→ **PROBLEM TO SOLVE**
Which lines below hold the word "JSON"? Copy all of them.

→ **LISTED ENTRIES**
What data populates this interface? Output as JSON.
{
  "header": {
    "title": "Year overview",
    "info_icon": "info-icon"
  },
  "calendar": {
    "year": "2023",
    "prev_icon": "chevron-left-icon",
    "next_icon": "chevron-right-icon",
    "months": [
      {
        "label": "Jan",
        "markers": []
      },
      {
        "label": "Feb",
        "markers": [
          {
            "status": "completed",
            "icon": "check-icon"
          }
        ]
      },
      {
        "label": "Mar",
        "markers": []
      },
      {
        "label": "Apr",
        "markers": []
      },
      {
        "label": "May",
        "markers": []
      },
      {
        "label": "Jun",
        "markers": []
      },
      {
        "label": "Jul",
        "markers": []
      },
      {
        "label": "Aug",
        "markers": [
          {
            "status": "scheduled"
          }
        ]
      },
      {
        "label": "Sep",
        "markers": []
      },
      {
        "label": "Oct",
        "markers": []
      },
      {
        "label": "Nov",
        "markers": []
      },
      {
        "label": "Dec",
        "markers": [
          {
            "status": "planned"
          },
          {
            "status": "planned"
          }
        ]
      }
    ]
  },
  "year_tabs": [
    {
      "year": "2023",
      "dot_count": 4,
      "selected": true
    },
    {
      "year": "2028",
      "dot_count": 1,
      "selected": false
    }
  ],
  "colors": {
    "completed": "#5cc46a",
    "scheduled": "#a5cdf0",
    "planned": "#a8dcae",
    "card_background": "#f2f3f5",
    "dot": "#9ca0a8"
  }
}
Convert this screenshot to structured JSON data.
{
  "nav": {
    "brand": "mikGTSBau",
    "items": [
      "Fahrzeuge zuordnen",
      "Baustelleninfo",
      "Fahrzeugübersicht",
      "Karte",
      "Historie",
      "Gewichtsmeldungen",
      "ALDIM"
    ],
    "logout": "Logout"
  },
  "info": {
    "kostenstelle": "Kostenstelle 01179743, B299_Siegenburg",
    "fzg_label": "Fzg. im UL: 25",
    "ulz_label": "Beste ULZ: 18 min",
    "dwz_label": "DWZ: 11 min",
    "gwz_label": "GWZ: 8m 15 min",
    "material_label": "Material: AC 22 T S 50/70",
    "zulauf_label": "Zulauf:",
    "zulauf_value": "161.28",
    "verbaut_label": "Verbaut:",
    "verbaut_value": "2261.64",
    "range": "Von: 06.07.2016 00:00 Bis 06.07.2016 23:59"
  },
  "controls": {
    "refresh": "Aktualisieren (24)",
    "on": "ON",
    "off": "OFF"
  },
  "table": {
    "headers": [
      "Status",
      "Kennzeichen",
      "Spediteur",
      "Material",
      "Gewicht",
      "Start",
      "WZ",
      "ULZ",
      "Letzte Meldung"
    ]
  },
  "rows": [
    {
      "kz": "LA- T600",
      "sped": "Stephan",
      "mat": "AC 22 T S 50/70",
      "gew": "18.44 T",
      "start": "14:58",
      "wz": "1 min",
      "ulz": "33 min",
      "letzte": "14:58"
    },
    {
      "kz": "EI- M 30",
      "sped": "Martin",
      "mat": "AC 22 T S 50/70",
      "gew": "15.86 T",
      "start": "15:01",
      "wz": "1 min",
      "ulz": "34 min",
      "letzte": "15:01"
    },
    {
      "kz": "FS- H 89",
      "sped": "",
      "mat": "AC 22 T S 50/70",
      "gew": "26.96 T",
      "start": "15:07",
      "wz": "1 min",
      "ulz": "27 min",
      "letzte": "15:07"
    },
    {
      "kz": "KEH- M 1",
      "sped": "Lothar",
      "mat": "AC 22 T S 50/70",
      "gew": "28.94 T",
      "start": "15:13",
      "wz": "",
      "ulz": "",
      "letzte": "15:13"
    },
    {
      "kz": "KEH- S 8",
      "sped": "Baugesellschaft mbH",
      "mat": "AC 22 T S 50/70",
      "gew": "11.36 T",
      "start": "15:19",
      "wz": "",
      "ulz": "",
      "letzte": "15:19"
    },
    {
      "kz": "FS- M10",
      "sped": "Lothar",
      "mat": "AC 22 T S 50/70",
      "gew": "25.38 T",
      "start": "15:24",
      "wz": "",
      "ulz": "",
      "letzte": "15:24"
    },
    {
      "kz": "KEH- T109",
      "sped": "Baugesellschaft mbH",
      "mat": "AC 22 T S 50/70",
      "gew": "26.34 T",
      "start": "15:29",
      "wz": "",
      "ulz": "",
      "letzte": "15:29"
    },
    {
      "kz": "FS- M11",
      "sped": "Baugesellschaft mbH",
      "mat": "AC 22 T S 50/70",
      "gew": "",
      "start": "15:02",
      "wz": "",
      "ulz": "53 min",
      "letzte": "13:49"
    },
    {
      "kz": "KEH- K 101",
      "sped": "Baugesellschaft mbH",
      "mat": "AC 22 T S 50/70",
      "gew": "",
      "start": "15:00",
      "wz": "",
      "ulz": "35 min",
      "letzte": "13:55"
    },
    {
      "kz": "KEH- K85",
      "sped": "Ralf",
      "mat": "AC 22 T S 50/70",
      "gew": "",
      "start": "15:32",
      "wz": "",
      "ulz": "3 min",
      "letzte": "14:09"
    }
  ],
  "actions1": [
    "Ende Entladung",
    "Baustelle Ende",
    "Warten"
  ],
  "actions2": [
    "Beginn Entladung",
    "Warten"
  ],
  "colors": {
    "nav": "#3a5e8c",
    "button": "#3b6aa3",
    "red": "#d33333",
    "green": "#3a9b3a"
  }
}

→ **ANSWER TO THIS PROBLEM**
What data populates this interface? Output as JSON.
Convert this screenshot to structured JSON data.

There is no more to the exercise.